What to do |
Present the following data again exactly as it is shown.
** start Available data **
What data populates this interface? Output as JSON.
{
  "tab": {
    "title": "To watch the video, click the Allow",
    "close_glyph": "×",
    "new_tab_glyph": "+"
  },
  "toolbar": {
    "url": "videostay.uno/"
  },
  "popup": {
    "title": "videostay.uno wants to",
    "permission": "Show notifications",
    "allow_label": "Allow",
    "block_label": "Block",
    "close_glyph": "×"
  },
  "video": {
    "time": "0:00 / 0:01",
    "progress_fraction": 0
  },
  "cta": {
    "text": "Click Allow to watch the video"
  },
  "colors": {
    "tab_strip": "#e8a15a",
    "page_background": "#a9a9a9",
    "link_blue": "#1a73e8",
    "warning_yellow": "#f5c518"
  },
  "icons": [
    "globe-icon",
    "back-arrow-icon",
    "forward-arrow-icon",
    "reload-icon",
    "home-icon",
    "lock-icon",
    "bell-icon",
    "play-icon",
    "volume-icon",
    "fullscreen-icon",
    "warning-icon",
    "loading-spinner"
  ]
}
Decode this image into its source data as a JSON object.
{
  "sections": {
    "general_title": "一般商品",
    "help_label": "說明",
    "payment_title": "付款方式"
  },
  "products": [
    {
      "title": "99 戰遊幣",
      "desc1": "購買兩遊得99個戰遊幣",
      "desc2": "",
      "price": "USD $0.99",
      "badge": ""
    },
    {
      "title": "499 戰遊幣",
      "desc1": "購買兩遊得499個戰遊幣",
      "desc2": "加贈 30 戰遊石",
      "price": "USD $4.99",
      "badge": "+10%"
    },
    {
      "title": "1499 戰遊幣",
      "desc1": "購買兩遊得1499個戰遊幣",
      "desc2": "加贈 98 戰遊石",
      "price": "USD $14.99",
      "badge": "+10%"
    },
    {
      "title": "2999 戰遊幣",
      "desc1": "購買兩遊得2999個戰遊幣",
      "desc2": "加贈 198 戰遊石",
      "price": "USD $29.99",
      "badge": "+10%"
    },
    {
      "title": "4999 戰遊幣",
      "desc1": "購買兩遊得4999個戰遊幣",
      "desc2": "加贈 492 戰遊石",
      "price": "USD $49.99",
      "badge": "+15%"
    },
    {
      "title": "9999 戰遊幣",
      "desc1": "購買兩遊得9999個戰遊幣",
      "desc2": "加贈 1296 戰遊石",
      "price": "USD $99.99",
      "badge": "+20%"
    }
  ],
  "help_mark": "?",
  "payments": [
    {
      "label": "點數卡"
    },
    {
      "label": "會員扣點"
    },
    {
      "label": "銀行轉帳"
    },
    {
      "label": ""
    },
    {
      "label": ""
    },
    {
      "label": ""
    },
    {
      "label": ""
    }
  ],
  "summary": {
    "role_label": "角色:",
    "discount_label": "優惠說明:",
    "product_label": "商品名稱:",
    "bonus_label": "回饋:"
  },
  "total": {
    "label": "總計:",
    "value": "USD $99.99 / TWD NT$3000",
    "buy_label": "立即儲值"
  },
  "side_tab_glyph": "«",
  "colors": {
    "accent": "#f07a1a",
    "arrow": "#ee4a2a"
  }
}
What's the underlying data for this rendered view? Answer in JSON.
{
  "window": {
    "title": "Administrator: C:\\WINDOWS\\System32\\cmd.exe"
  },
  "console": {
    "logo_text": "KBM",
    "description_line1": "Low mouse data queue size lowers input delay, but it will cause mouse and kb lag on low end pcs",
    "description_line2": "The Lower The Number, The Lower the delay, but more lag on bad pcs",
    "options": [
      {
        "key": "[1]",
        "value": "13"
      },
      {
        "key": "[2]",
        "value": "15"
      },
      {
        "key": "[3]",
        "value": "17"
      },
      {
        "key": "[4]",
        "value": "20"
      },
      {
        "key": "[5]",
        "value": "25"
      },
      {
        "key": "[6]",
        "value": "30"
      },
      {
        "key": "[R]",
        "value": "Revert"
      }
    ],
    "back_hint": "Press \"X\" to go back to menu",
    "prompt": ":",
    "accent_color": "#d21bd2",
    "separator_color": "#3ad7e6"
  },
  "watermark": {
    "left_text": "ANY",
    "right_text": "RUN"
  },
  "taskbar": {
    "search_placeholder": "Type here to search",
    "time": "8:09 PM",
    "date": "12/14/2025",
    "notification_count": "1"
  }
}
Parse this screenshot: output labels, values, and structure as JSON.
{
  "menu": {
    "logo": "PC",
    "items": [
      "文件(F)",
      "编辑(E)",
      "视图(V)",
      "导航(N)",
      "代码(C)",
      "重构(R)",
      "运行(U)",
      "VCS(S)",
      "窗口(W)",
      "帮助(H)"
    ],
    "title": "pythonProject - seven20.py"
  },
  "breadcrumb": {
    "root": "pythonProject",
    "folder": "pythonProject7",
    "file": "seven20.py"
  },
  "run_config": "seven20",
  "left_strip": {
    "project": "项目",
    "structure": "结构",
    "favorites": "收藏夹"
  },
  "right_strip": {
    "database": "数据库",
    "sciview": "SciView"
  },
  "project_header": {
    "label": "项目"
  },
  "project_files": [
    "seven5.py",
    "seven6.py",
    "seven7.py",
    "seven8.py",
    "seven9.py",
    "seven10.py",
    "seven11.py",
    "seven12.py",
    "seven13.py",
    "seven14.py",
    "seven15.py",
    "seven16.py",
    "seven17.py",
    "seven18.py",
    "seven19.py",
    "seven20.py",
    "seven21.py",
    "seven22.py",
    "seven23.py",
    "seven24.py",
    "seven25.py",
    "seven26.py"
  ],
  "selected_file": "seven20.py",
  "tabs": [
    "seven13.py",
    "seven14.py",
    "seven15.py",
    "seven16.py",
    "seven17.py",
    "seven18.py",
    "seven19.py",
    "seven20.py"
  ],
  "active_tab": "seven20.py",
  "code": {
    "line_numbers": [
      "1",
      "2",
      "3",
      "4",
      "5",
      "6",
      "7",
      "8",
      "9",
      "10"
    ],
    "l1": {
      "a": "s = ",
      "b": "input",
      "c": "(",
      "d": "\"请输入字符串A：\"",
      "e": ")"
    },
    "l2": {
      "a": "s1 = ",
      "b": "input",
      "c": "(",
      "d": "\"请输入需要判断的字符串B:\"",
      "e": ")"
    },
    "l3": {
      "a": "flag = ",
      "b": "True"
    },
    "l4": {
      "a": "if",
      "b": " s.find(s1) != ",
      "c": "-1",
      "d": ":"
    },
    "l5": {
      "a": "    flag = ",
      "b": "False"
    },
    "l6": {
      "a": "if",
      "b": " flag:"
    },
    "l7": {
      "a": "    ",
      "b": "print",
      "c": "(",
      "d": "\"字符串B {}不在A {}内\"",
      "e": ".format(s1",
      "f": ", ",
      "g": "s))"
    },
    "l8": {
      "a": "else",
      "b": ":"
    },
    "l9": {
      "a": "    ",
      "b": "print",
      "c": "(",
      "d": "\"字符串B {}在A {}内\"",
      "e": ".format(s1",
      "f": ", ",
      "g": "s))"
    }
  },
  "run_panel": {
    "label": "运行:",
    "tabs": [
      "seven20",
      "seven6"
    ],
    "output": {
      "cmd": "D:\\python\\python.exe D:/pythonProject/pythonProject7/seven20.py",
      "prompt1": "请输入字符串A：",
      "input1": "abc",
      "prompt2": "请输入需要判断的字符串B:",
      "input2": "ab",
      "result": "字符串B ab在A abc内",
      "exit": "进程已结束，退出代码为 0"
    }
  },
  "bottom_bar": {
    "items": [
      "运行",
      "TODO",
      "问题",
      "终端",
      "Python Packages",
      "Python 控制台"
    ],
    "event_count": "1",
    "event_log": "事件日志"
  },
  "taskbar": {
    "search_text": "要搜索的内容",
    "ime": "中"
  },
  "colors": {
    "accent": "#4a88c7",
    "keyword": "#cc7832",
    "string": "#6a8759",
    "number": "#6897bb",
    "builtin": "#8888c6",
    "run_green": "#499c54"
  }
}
** end Available data **
Finished exercise |
What data populates this interface? Output as JSON.
{
  "tab": {
    "title": "To watch the video, click the Allow",
    "close_glyph": "×",
    "new_tab_glyph": "+"
  },
  "toolbar": {
    "url": "videostay.uno/"
  },
  "popup": {
    "title": "videostay.uno wants to",
    "permission": "Show notifications",
    "allow_label": "Allow",
    "block_label": "Block",
    "close_glyph": "×"
  },
  "video": {
    "time": "0:00 / 0:01",
    "progress_fraction": 0
  },
  "cta": {
    "text": "Click Allow to watch the video"
  },
  "colors": {
    "tab_strip": "#e8a15a",
    "page_background": "#a9a9a9",
    "link_blue": "#1a73e8",
    "warning_yellow": "#f5c518"
  },
  "icons": [
    "globe-icon",
    "back-arrow-icon",
    "forward-arrow-icon",
    "reload-icon",
    "home-icon",
    "lock-icon",
    "bell-icon",
    "play-icon",
    "volume-icon",
    "fullscreen-icon",
    "warning-icon",
    "loading-spinner"
  ]
}
Decode this image into its source data as a JSON object.
{
  "sections": {
    "general_title": "一般商品",
    "help_label": "說明",
    "payment_title": "付款方式"
  },
  "products": [
    {
      "title": "99 戰遊幣",
      "desc1": "購買兩遊得99個戰遊幣",
      "desc2": "",
      "price": "USD $0.99",
      "badge": ""
    },
    {
      "title": "499 戰遊幣",
      "desc1": "購買兩遊得499個戰遊幣",
      "desc2": "加贈 30 戰遊石",
      "price": "USD $4.99",
      "badge": "+10%"
    },
    {
      "title": "1499 戰遊幣",
      "desc1": "購買兩遊得1499個戰遊幣",
      "desc2": "加贈 98 戰遊石",
      "price": "USD $14.99",
      "badge": "+10%"
    },
    {
      "title": "2999 戰遊幣",
      "desc1": "購買兩遊得2999個戰遊幣",
      "desc2": "加贈 198 戰遊石",
      "price": "USD $29.99",
      "badge": "+10%"
    },
    {
      "title": "4999 戰遊幣",
      "desc1": "購買兩遊得4999個戰遊幣",
      "desc2": "加贈 492 戰遊石",
      "price": "USD $49.99",
      "badge": "+15%"
    },
    {
      "title": "9999 戰遊幣",
      "desc1": "購買兩遊得9999個戰遊幣",
      "desc2": "加贈 1296 戰遊石",
      "price": "USD $99.99",
      "badge": "+20%"
    }
  ],
  "help_mark": "?",
  "payments": [
    {
      "label": "點數卡"
    },
    {
      "label": "會員扣點"
    },
    {
      "label": "銀行轉帳"
    },
    {
      "label": ""
    },
    {
      "label": ""
    },
    {
      "label": ""
    },
    {
      "label": ""
    }
  ],
  "summary": {
    "role_label": "角色:",
    "discount_label": "優惠說明:",
    "product_label": "商品名稱:",
    "bonus_label": "回饋:"
  },
  "total": {
    "label": "總計:",
    "value": "USD $99.99 / TWD NT$3000",
    "buy_label": "立即儲值"
  },
  "side_tab_glyph": "«",
  "colors": {
    "accent": "#f07a1a",
    "arrow": "#ee4a2a"
  }
}
What's the underlying data for this rendered view? Answer in JSON.
{
  "window": {
    "title": "Administrator: C:\\WINDOWS\\System32\\cmd.exe"
  },
  "console": {
    "logo_text": "KBM",
    "description_line1": "Low mouse data queue size lowers input delay, but it will cause mouse and kb lag on low end pcs",
    "description_line2": "The Lower The Number, The Lower the delay, but more lag on bad pcs",
    "options": [
      {
        "key": "[1]",
        "value": "13"
      },
      {
        "key": "[2]",
        "value": "15"
      },
      {
        "key": "[3]",
        "value": "17"
      },
      {
        "key": "[4]",
        "value": "20"
      },
      {
        "key": "[5]",
        "value": "25"
      },
      {
        "key": "[6]",
        "value": "30"
      },
      {
        "key": "[R]",
        "value": "Revert"
      }
    ],
    "back_hint": "Press \"X\" to go back to menu",
    "prompt": ":",
    "accent_color": "#d21bd2",
    "separator_color": "#3ad7e6"
  },
  "watermark": {
    "left_text": "ANY",
    "right_text": "RUN"
  },
  "taskbar": {
    "search_placeholder": "Type here to search",
    "time": "8:09 PM",
    "date": "12/14/2025",
    "notification_count": "1"
  }
}
Parse this screenshot: output labels, values, and structure as JSON.
{
  "menu": {
    "logo": "PC",
    "items": [
      "文件(F)",
      "编辑(E)",
      "视图(V)",
      "导航(N)",
      "代码(C)",
      "重构(R)",
      "运行(U)",
      "VCS(S)",
      "窗口(W)",
      "帮助(H)"
    ],
    "title": "pythonProject - seven20.py"
  },
  "breadcrumb": {
    "root": "pythonProject",
    "folder": "pythonProject7",
    "file": "seven20.py"
  },
  "run_config": "seven20",
  "left_strip": {
    "project": "项目",
    "structure": "结构",
    "favorites": "收藏夹"
  },
  "right_strip": {
    "database": "数据库",
    "sciview": "SciView"
  },
  "project_header": {
    "label": "项目"
  },
  "project_files": [
    "seven5.py",
    "seven6.py",
    "seven7.py",
    "seven8.py",
    "seven9.py",
    "seven10.py",
    "seven11.py",
    "seven12.py",
    "seven13.py",
    "seven14.py",
    "seven15.py",
    "seven16.py",
    "seven17.py",
    "seven18.py",
    "seven19.py",
    "seven20.py",
    "seven21.py",
    "seven22.py",
    "seven23.py",
    "seven24.py",
    "seven25.py",
    "seven26.py"
  ],
  "selected_file": "seven20.py",
  "tabs": [
    "seven13.py",
    "seven14.py",
    "seven15.py",
    "seven16.py",
    "seven17.py",
    "seven18.py",
    "seven19.py",
    "seven20.py"
  ],
  "active_tab": "seven20.py",
  "code": {
    "line_numbers": [
      "1",
      "2",
      "3",
      "4",
      "5",
      "6",
      "7",
      "8",
      "9",
      "10"
    ],
    "l1": {
      "a": "s = ",
      "b": "input",
      "c": "(",
      "d": "\"请输入字符串A：\"",
      "e": ")"
    },
    "l2": {
      "a": "s1 = ",
      "b": "input",
      "c": "(",
      "d": "\"请输入需要判断的字符串B:\"",
      "e": ")"
    },
    "l3": {
      "a": "flag = ",
      "b": "True"
    },
    "l4": {
      "a": "if",
      "b": " s.find(s1) != ",
      "c": "-1",
      "d": ":"
    },
    "l5": {
      "a": "    flag = ",
      "b": "False"
    },
    "l6": {
      "a": "if",
      "b": " flag:"
    },
    "l7": {
      "a": "    ",
      "b": "print",
      "c": "(",
      "d": "\"字符串B {}不在A {}内\"",
      "e": ".format(s1",
      "f": ", ",
      "g": "s))"
    },
    "l8": {
      "a": "else",
      "b": ":"
    },
    "l9": {
      "a": "    ",
      "b": "print",
      "c": "(",
      "d": "\"字符串B {}在A {}内\"",
      "e": ".format(s1",
      "f": ", ",
      "g": "s))"
    }
  },
  "run_panel": {
    "label": "运行:",
    "tabs": [
      "seven20",
      "seven6"
    ],
    "output": {
      "cmd": "D:\\python\\python.exe D:/pythonProject/pythonProject7/seven20.py",
      "prompt1": "请输入字符串A：",
      "input1": "abc",
      "prompt2": "请输入需要判断的字符串B:",
      "input2": "ab",
      "result": "字符串B ab在A abc内",
      "exit": "进程已结束，退出代码为 0"
    }
  },
  "bottom_bar": {
    "items": [
      "运行",
      "TODO",
      "问题",
      "终端",
      "Python Packages",
      "Python 控制台"
    ],
    "event_count": "1",
    "event_log": "事件日志"
  },
  "taskbar": {
    "search_text": "要搜索的内容",
    "ime": "中"
  },
  "colors": {
    "accent": "#4a88c7",
    "keyword": "#cc7832",
    "string": "#6a8759",
    "number": "#6897bb",
    "builtin": "#8888c6",
    "run_green": "#499c54"
  }
}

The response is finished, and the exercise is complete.